§ EXERCISE
Please work out how many lines in the material contain "dash" and give only that figure.

#### DATA LINES

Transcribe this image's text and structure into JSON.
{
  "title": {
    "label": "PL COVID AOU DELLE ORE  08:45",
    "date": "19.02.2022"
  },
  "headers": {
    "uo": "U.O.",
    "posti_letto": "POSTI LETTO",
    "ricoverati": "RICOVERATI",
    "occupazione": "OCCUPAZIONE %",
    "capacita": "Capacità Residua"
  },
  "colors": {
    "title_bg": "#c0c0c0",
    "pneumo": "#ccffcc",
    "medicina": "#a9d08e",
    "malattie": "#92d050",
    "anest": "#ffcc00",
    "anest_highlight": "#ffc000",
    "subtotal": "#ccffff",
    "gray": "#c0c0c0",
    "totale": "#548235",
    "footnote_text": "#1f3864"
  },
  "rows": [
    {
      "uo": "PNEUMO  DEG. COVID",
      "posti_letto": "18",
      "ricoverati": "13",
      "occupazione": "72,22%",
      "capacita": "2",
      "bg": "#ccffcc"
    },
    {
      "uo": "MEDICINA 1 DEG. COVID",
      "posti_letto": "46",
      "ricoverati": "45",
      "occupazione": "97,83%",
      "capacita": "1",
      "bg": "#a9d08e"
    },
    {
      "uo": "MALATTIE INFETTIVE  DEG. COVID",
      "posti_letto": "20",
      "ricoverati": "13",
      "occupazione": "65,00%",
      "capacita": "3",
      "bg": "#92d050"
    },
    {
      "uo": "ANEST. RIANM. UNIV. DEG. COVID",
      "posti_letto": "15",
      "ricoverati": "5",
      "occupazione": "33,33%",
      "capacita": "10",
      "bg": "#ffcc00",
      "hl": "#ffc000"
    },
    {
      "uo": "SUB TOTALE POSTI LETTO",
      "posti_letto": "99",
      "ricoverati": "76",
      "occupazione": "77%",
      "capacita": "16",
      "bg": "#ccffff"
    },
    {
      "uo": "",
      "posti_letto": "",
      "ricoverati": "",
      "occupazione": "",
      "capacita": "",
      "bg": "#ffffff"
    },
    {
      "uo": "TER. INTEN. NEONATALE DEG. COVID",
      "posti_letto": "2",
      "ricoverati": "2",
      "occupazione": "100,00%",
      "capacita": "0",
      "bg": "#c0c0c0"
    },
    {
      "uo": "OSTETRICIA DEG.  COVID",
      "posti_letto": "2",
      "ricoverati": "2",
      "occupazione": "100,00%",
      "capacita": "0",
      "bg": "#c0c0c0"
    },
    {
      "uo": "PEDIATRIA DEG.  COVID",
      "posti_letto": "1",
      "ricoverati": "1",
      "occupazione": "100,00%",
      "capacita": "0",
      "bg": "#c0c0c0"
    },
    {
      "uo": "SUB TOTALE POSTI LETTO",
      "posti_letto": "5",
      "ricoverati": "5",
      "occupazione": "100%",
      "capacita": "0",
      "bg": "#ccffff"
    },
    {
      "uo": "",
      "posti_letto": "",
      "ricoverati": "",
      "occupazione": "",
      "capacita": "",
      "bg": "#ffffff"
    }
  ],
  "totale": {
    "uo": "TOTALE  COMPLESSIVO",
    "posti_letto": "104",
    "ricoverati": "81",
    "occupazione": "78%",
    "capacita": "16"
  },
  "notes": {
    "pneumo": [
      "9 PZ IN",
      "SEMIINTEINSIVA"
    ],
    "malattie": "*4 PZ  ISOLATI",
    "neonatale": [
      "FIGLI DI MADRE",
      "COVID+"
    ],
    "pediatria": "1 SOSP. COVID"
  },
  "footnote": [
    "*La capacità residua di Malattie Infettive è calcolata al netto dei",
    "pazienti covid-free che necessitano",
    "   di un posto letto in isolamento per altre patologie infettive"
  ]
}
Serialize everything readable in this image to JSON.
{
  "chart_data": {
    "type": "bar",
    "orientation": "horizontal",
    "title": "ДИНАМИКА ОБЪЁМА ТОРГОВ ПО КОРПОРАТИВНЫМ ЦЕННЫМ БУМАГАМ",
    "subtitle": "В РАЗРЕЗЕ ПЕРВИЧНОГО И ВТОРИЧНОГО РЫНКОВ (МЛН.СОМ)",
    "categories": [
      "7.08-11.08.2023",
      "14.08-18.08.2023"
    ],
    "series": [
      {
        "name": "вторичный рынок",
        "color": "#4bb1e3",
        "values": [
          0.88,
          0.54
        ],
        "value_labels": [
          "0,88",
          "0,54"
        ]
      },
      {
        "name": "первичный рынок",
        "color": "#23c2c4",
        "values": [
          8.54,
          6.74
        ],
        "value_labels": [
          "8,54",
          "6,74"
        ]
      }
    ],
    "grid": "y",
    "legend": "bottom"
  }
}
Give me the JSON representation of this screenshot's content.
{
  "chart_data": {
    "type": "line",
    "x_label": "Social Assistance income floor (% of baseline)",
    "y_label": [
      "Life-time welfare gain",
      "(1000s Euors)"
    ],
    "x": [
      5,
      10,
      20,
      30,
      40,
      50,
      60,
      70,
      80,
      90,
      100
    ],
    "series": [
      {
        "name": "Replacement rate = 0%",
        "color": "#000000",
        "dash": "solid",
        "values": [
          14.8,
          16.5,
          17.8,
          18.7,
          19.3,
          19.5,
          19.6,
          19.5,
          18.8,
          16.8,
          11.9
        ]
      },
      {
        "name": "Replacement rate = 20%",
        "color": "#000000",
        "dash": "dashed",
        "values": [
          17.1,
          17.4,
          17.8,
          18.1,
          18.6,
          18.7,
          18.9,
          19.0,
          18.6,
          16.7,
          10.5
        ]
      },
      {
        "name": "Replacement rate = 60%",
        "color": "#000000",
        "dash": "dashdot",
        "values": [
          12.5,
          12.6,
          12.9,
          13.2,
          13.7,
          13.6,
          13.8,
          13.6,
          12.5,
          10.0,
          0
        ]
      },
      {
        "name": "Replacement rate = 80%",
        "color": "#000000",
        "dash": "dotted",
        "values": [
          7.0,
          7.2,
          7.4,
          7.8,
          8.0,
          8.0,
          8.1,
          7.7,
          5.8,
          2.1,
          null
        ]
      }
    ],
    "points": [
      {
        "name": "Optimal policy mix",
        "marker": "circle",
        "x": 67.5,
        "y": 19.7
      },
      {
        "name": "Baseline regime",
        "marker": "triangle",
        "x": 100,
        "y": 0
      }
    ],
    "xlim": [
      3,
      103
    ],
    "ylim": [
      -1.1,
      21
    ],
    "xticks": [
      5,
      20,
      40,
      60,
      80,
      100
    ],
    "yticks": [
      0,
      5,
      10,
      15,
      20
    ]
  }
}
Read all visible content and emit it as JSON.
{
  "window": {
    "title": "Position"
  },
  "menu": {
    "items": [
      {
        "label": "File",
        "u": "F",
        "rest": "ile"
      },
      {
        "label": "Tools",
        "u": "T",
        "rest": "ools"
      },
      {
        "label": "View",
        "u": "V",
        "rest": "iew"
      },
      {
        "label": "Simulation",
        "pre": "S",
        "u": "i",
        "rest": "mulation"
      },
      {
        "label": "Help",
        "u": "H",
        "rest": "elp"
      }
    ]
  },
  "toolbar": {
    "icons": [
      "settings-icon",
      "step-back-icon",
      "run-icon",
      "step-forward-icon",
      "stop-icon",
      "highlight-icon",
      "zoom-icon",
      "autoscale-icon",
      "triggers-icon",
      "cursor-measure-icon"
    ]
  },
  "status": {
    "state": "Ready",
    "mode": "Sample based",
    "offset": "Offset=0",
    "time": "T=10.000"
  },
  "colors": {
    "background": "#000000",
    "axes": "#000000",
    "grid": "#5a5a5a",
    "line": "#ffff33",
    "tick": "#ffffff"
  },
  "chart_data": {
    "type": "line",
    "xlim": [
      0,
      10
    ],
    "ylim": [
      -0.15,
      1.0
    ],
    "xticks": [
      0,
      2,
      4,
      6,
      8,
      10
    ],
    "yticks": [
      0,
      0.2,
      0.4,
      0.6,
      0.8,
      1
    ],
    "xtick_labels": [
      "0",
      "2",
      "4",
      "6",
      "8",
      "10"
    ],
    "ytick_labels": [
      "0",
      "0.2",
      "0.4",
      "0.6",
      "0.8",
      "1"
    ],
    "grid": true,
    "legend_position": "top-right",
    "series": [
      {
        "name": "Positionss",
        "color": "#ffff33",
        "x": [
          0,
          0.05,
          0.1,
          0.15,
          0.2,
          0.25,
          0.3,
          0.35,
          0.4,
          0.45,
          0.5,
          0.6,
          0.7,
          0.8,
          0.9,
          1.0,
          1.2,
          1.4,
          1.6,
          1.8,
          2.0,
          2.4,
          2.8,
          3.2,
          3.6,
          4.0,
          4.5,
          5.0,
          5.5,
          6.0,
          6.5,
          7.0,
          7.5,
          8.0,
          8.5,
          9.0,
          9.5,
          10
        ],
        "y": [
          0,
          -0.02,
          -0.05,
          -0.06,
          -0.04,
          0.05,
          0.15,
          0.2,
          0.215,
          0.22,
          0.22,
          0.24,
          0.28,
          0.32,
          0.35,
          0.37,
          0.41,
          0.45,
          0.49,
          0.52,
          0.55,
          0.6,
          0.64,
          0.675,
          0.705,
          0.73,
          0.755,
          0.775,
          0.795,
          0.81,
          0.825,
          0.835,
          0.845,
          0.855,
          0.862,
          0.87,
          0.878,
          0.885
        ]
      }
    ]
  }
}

########

§ FINISHED TASK
4